**The task:**
Reproduce all of the data below line for line, leaving out the pictures.
##### Input
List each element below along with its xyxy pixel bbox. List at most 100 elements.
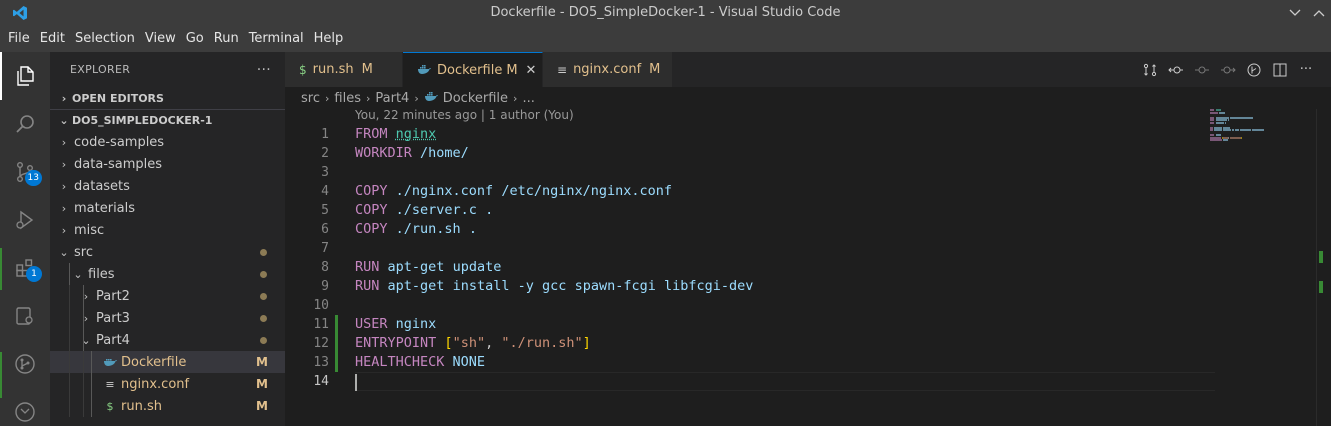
split-editor-icon[interactable] — [1267, 59, 1293, 81]
minimap-line — [1252, 129, 1264, 131]
code-line[interactable]: FROM nginx — [355, 125, 1215, 144]
menu-help[interactable]: Help — [309, 26, 349, 52]
code-line[interactable]: ENTRYPOINT ["sh", "./run.sh"] — [355, 334, 1215, 353]
go-back-change-icon[interactable] — [1163, 59, 1189, 81]
folder-item[interactable]: › datasets — [50, 175, 285, 197]
more-actions-icon[interactable]: ··· — [1293, 59, 1319, 81]
timeline-icon[interactable] — [0, 388, 50, 426]
chevron-down-icon: ⌄ — [56, 114, 72, 127]
run-debug-icon[interactable] — [0, 196, 50, 244]
breadcrumb-src[interactable]: src — [301, 91, 320, 106]
workspace-section[interactable]: ⌄ DO5_SIMPLEDOCKER-1 — [50, 109, 285, 131]
menu-selection[interactable]: Selection — [70, 26, 140, 52]
minimap[interactable] — [1210, 109, 1316, 426]
code-editor[interactable]: FROM nginx WORKDIR /home/COPY ./nginx.con… — [355, 125, 1215, 391]
git-graph-icon[interactable] — [1241, 59, 1267, 81]
menu-edit[interactable]: Edit — [35, 26, 70, 52]
vertical-scrollbar[interactable] — [1316, 109, 1331, 426]
tree-item-label: data-samples — [74, 157, 162, 172]
go-forward-change-icon[interactable] — [1215, 59, 1241, 81]
code-token: . — [485, 202, 493, 218]
folder-item[interactable]: › code-samples — [50, 131, 285, 153]
indent-guide — [83, 395, 84, 417]
tree-item-label: code-samples — [74, 135, 164, 150]
code-keyword: COPY — [355, 183, 388, 199]
code-line[interactable]: HEALTHCHECK NONE — [355, 353, 1215, 372]
code-line[interactable]: COPY ./server.c . — [355, 201, 1215, 220]
tab-run-sh[interactable]: $ run.sh M — [285, 52, 403, 87]
code-space — [461, 221, 469, 237]
shell-file-icon: $ — [102, 400, 118, 413]
menu-go[interactable]: Go — [181, 26, 209, 52]
source-control-icon[interactable]: 13 — [0, 148, 50, 196]
commit-icon[interactable] — [1189, 59, 1215, 81]
folder-item[interactable]: › Part3 — [50, 307, 285, 329]
folder-item[interactable]: › misc — [50, 219, 285, 241]
git-blame-codelens[interactable]: You, 22 minutes ago | 1 author (You) — [355, 108, 574, 122]
indent-guide — [83, 307, 84, 329]
extensions-icon[interactable]: 1 — [0, 244, 50, 292]
code-line[interactable] — [355, 296, 1215, 315]
code-space — [388, 126, 396, 142]
indent-guide — [69, 263, 70, 285]
code-keyword: RUN — [355, 278, 379, 294]
open-editors-section[interactable]: › OPEN EDITORS — [50, 87, 285, 109]
close-icon[interactable]: ✕ — [526, 63, 537, 78]
chevron-right-icon: › — [56, 224, 72, 237]
code-line[interactable] — [355, 163, 1215, 182]
indent-guide — [83, 329, 84, 351]
minimap-line — [1230, 137, 1241, 139]
tree-item-label: Part3 — [96, 311, 130, 326]
tab-dockerfile[interactable]: Dockerfile M ✕ — [403, 52, 543, 87]
git-graph-icon[interactable] — [0, 340, 50, 388]
menu-file[interactable]: File — [3, 26, 35, 52]
file-item[interactable]: $ run.sh M — [50, 395, 285, 417]
code-token: NONE — [453, 354, 486, 370]
code-line[interactable]: COPY ./nginx.conf /etc/nginx/nginx.conf — [355, 182, 1215, 201]
code-space — [388, 183, 396, 199]
tree-item-label: datasets — [74, 179, 130, 194]
menu-view[interactable]: View — [140, 26, 181, 52]
chevron-up-icon[interactable] — [1307, 0, 1331, 26]
docker-icon — [417, 63, 431, 78]
code-line[interactable] — [355, 239, 1215, 258]
indent-guide — [69, 395, 70, 417]
folder-item[interactable]: ⌄ src — [50, 241, 285, 263]
chevron-down-icon[interactable] — [1283, 0, 1307, 26]
breadcrumb-part4[interactable]: Part4 — [375, 91, 409, 106]
remote-explorer-icon[interactable] — [0, 292, 50, 340]
code-line[interactable] — [355, 372, 1215, 391]
file-item[interactable]: Dockerfile M — [50, 351, 285, 373]
code-space — [379, 259, 387, 275]
folder-item[interactable]: › data-samples — [50, 153, 285, 175]
open-changes-icon[interactable] — [1137, 59, 1163, 81]
folder-item[interactable]: ⌄ files — [50, 263, 285, 285]
breadcrumb-dockerfile[interactable]: Dockerfile — [443, 91, 508, 106]
tab-label: nginx.conf — [573, 62, 641, 77]
indent-guide — [91, 351, 92, 373]
config-file-icon: ≡ — [557, 63, 567, 77]
code-line[interactable]: COPY ./run.sh . — [355, 220, 1215, 239]
activity-bar: 13 1 — [0, 52, 50, 426]
code-line[interactable]: RUN apt-get install -y gcc spawn-fcgi li… — [355, 277, 1215, 296]
indent-guide — [91, 395, 92, 417]
folder-item[interactable]: › materials — [50, 197, 285, 219]
code-line[interactable]: WORKDIR /home/ — [355, 144, 1215, 163]
breadcrumb-files[interactable]: files — [334, 91, 361, 106]
code-line[interactable]: RUN apt-get update — [355, 258, 1215, 277]
file-item[interactable]: ≡ nginx.conf M — [50, 373, 285, 395]
explorer-icon[interactable] — [0, 52, 50, 100]
search-icon[interactable] — [0, 100, 50, 148]
folder-item[interactable]: ⌄ Part4 — [50, 329, 285, 351]
breadcrumb-more[interactable]: ... — [522, 91, 534, 106]
modified-dot — [260, 293, 267, 300]
menu-terminal[interactable]: Terminal — [244, 26, 309, 52]
tab-nginx-conf[interactable]: ≡ nginx.conf M — [543, 52, 673, 87]
code-space — [477, 202, 485, 218]
menu-run[interactable]: Run — [209, 26, 244, 52]
minimap-line — [1210, 112, 1218, 114]
code-line[interactable]: USER nginx — [355, 315, 1215, 334]
folder-item[interactable]: › Part2 — [50, 285, 285, 307]
git-status-modified: M — [256, 355, 268, 369]
more-actions-button[interactable]: ··· — [257, 62, 271, 78]
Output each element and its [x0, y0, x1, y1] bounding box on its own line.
##########
**Correct response:**
List each element below along with its xyxy pixel bbox. List at most 100 elements.
split-editor-icon[interactable] — [1267, 59, 1293, 81]
minimap-line — [1252, 129, 1264, 131]
code-line[interactable]: FROM nginx — [355, 125, 1215, 144]
menu-help[interactable]: Help — [309, 26, 349, 52]
code-line[interactable]: ENTRYPOINT ["sh", "./run.sh"] — [355, 334, 1215, 353]
go-back-change-icon[interactable] — [1163, 59, 1189, 81]
folder-item[interactable]: › datasets — [50, 175, 285, 197]
more-actions-icon[interactable]: ··· — [1293, 59, 1319, 81]
timeline-icon[interactable] — [0, 388, 50, 426]
chevron-down-icon: ⌄ — [56, 114, 72, 127]
run-debug-icon[interactable] — [0, 196, 50, 244]
breadcrumb-src[interactable]: src — [301, 91, 320, 106]
workspace-section[interactable]: ⌄ DO5_SIMPLEDOCKER-1 — [50, 109, 285, 131]
menu-selection[interactable]: Selection — [70, 26, 140, 52]
minimap[interactable] — [1210, 109, 1316, 426]
code-editor[interactable]: FROM nginx WORKDIR /home/COPY ./nginx.con… — [355, 125, 1215, 391]
git-graph-icon[interactable] — [1241, 59, 1267, 81]
menu-edit[interactable]: Edit — [35, 26, 70, 52]
vertical-scrollbar[interactable] — [1316, 109, 1331, 426]
tree-item-label: data-samples — [74, 157, 162, 172]
go-forward-change-icon[interactable] — [1215, 59, 1241, 81]
code-token: . — [485, 202, 493, 218]
folder-item[interactable]: › code-samples — [50, 131, 285, 153]
indent-guide — [83, 395, 84, 417]
tree-item-label: code-samples — [74, 135, 164, 150]
code-keyword: COPY — [355, 183, 388, 199]
code-line[interactable]: HEALTHCHECK NONE — [355, 353, 1215, 372]
code-line[interactable]: COPY ./server.c . — [355, 201, 1215, 220]
tab-run-sh[interactable]: $ run.sh M — [285, 52, 403, 87]
code-space — [461, 221, 469, 237]
shell-file-icon: $ — [102, 400, 118, 413]
menu-go[interactable]: Go — [181, 26, 209, 52]
source-control-icon[interactable]: 13 — [0, 148, 50, 196]
commit-icon[interactable] — [1189, 59, 1215, 81]
folder-item[interactable]: › Part3 — [50, 307, 285, 329]
folder-item[interactable]: › misc — [50, 219, 285, 241]
git-blame-codelens[interactable]: You, 22 minutes ago | 1 author (You) — [355, 108, 574, 122]
indent-guide — [83, 307, 84, 329]
extensions-icon[interactable]: 1 — [0, 244, 50, 292]
code-line[interactable] — [355, 296, 1215, 315]
code-space — [388, 126, 396, 142]
indent-guide — [69, 263, 70, 285]
code-keyword: RUN — [355, 278, 379, 294]
open-editors-section[interactable]: › OPEN EDITORS — [50, 87, 285, 109]
close-icon[interactable]: ✕ — [526, 63, 537, 78]
chevron-right-icon: › — [56, 224, 72, 237]
code-line[interactable] — [355, 163, 1215, 182]
indent-guide — [83, 329, 84, 351]
minimap-line — [1230, 137, 1241, 139]
tree-item-label: Part3 — [96, 311, 130, 326]
tab-dockerfile[interactable]: Dockerfile M ✕ — [403, 52, 543, 87]
git-graph-icon[interactable] — [0, 340, 50, 388]
menu-file[interactable]: File — [3, 26, 35, 52]
file-item[interactable]: $ run.sh M — [50, 395, 285, 417]
code-token: NONE — [453, 354, 486, 370]
code-line[interactable]: COPY ./nginx.conf /etc/nginx/nginx.conf — [355, 182, 1215, 201]
code-space — [388, 183, 396, 199]
tree-item-label: datasets — [74, 179, 130, 194]
menu-view[interactable]: View — [140, 26, 181, 52]
chevron-up-icon[interactable] — [1307, 0, 1331, 26]
docker-icon — [417, 63, 431, 78]
code-line[interactable] — [355, 239, 1215, 258]
indent-guide — [69, 395, 70, 417]
folder-item[interactable]: ⌄ src — [50, 241, 285, 263]
chevron-down-icon[interactable] — [1283, 0, 1307, 26]
breadcrumb-part4[interactable]: Part4 — [375, 91, 409, 106]
remote-explorer-icon[interactable] — [0, 292, 50, 340]
code-line[interactable] — [355, 372, 1215, 391]
file-item[interactable]: Dockerfile M — [50, 351, 285, 373]
code-space — [379, 259, 387, 275]
folder-item[interactable]: › data-samples — [50, 153, 285, 175]
open-changes-icon[interactable] — [1137, 59, 1163, 81]
folder-item[interactable]: ⌄ files — [50, 263, 285, 285]
breadcrumb-dockerfile[interactable]: Dockerfile — [443, 91, 508, 106]
tab-label: nginx.conf — [573, 62, 641, 77]
indent-guide — [91, 351, 92, 373]
config-file-icon: ≡ — [557, 63, 567, 77]
code-line[interactable]: COPY ./run.sh . — [355, 220, 1215, 239]
activity-bar: 13 1 — [0, 52, 50, 426]
code-line[interactable]: RUN apt-get install -y gcc spawn-fcgi li… — [355, 277, 1215, 296]
indent-guide — [91, 395, 92, 417]
folder-item[interactable]: › materials — [50, 197, 285, 219]
code-line[interactable]: WORKDIR /home/ — [355, 144, 1215, 163]
breadcrumb-files[interactable]: files — [334, 91, 361, 106]
code-line[interactable]: RUN apt-get update — [355, 258, 1215, 277]
file-item[interactable]: ≡ nginx.conf M — [50, 373, 285, 395]
explorer-icon[interactable] — [0, 52, 50, 100]
search-icon[interactable] — [0, 100, 50, 148]
folder-item[interactable]: ⌄ Part4 — [50, 329, 285, 351]
breadcrumb-more[interactable]: ... — [522, 91, 534, 106]
modified-dot — [260, 293, 267, 300]
menu-terminal[interactable]: Terminal — [244, 26, 309, 52]
tab-nginx-conf[interactable]: ≡ nginx.conf M — [543, 52, 673, 87]
code-space — [477, 202, 485, 218]
menu-run[interactable]: Run — [209, 26, 244, 52]
minimap-line — [1210, 112, 1218, 114]
code-line[interactable]: USER nginx — [355, 315, 1215, 334]
folder-item[interactable]: › Part2 — [50, 285, 285, 307]
git-status-modified: M — [256, 355, 268, 369]
more-actions-button[interactable]: ··· — [257, 62, 271, 78]
Output each element and its [x0, y0, x1, y1] bounding box on its own line.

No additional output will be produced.